• **Exercise directions**
Copy out each line below that has the word "ministru" in it.

***** Extracted records

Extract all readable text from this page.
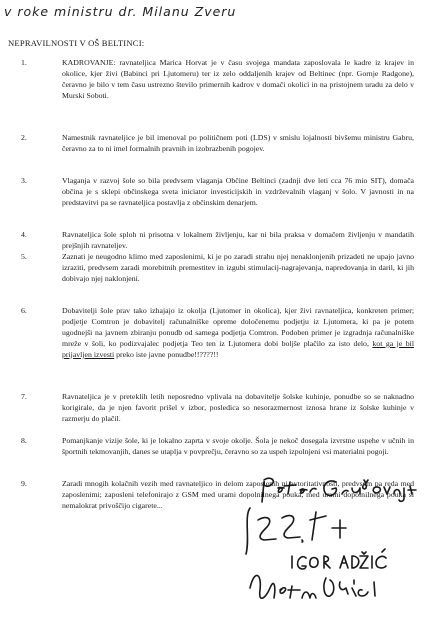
v roke ministru dr. Milanu Zveru
NEPRAVILNOSTI V OŠ BELTINCI:
1.	KADROVANJE: ravnateljica Marica Horvat je v času svojega mandata zaposlovala le kadre iz krajev in okolice, kjer živi (Babinci pri Ljutomeru) ter iz zelo oddaljenih krajev od Beltinec (npr. Gornje Radgone), čeravno je bilo v tem času ustrezno število primernih kadrov v domači okolici in na pristojnem uradu za delo v Murski Soboti.
2.	Namestnik ravnateljice je bil imenoval po političnem poti (LDS) v smislu lojalnosti bivšemu ministru Gabru, čeravno za to ni imel formalnih pravnih in izobrazbenih pogojev.
3.	Vlaganja v razvoj šole so bila predvsem vlaganja Občine Beltinci (zadnji dve leti cca 76 mio SIT), domača občina je s sklepi občinskega sveta iniciator investicijskih in vzdrževalnih vlaganj v šolo. V javnosti in na predstavitvi pa se ravnateljica postavlja z občinskim denarjem.
4.	Ravnateljica šole sploh ni prisotna v lokalnem življenju, kar ni bila praksa v domačem življenju v mandatih prejšnjih ravnateljev.
5.	Zaznati je neugodno klimo med zaposlenimi, ki je po zaradi strahu njej nenaklonjenih prizadeti ne upajo javno izraziti, predvsem zaradi morebitnih premestitev in izgubi stimulacij-nagrajevanja, napredovanja in daril, ki jih dobivajo njej naklonjeni.
6.	Dobavitelji šole prav tako izhajajo iz okolja (Ljutomer in okolica), kjer živi ravnateljica, konkreten primer; podjetje Comtron je dobavitelj računalniške opreme določenemu podjetju iz Ljutomera, ki pa je potem ugodnejši na javnem zbiranju ponudb od samega podjetja Comtron. Podoben primer je izgradnja računalniške mreže v šoli, ko podizvajalec podjetja Teo ten iz Ljutomera dobi boljše plačilo za isto delo, kot ga je bil prijavljen izvesti preko iste javne ponudbe!!????!!
7.	Ravnateljica je v preteklih letih neposredno vplivala na dobavitelje šolske kuhinje, ponudbe so se naknadno korigirale, da je njen favorit prišel v izbor, posledica so nesorazmernost iznosa hrane iz šolske kuhinje v razmerju do plačil.
8.	Pomanjkanje vizije šole, ki je lokalno zaprta v svoje okolje. Šola je nekoč dosegala izvrstne uspehe v učnih in športnih tekmovanjih, danes se utaplja v povprečju, čeravno so za uspeh izpolnjeni vsi materialni pogoji.
9.	Zaradi mnogih kolačnih vezih med ravnateljico in delom zaposlenih ni avtoritativnosti, predvsem pa reda med zaposlenimi; zaposleni telefonirajo z GSM med urami dopolnilnega pouka, med urami dopolnilnega pouka si nemalokrat privoščijo cigarete...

**********

• **Expected answer**
v roke ministru dr. Milanu Zveru
2.	Namestnik ravnateljice je bil imenoval po političnem poti (LDS) v smislu lojalnosti bivšemu ministru Gabru, čeravno za to ni imel formalnih pravnih in izobrazbenih pogojev.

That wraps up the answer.